--- Begin ---

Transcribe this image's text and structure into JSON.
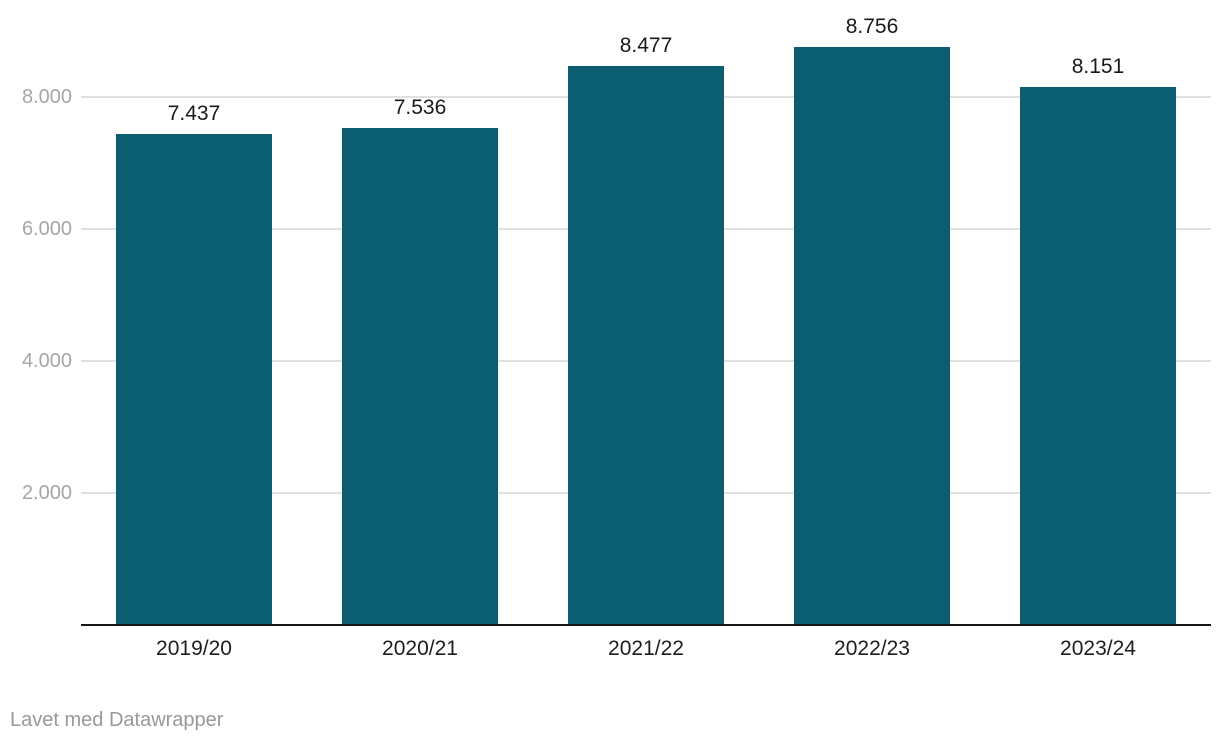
{
  "chart_data": {
    "type": "bar",
    "title": "",
    "xlabel": "",
    "ylabel": "",
    "categories": [
      "2019/20",
      "2020/21",
      "2021/22",
      "2022/23",
      "2023/24"
    ],
    "values": [
      7437,
      7536,
      8477,
      8756,
      8151
    ],
    "value_labels": [
      "7.437",
      "7.536",
      "8.477",
      "8.756",
      "8.151"
    ],
    "y_ticks": [
      {
        "value": 2000,
        "label": "2.000"
      },
      {
        "value": 4000,
        "label": "4.000"
      },
      {
        "value": 6000,
        "label": "6.000"
      },
      {
        "value": 8000,
        "label": "8.000"
      }
    ],
    "ylim": [
      0,
      8800
    ],
    "grid": "horizontal-only",
    "legend": "none",
    "colors": {
      "bar": "#0a5e6f",
      "gridline": "#e0e0e0",
      "axis_line": "#161616",
      "tick_label": "#a6a6a6",
      "category_label": "#1d1d1d",
      "value_label": "#1a1a1a",
      "background": "#ffffff"
    }
  },
  "footer": {
    "attribution": "Lavet med Datawrapper"
  }
}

--- End ---

* _Do this_
Quote the listing above in full, except for the pictures.

* _The answer_
Transcribe this image's text and structure into JSON.
{
  "chart_data": {
    "type": "bar",
    "title": "",
    "xlabel": "",
    "ylabel": "",
    "categories": [
      "2019/20",
      "2020/21",
      "2021/22",
      "2022/23",
      "2023/24"
    ],
    "values": [
      7437,
      7536,
      8477,
      8756,
      8151
    ],
    "value_labels": [
      "7.437",
      "7.536",
      "8.477",
      "8.756",
      "8.151"
    ],
    "y_ticks": [
      {
        "value": 2000,
        "label": "2.000"
      },
      {
        "value": 4000,
        "label": "4.000"
      },
      {
        "value": 6000,
        "label": "6.000"
      },
      {
        "value": 8000,
        "label": "8.000"
      }
    ],
    "ylim": [
      0,
      8800
    ],
    "grid": "horizontal-only",
    "legend": "none",
    "colors": {
      "bar": "#0a5e6f",
      "gridline": "#e0e0e0",
      "axis_line": "#161616",
      "tick_label": "#a6a6a6",
      "category_label": "#1d1d1d",
      "value_label": "#1a1a1a",
      "background": "#ffffff"
    }
  },
  "footer": {
    "attribution": "Lavet med Datawrapper"
  }
}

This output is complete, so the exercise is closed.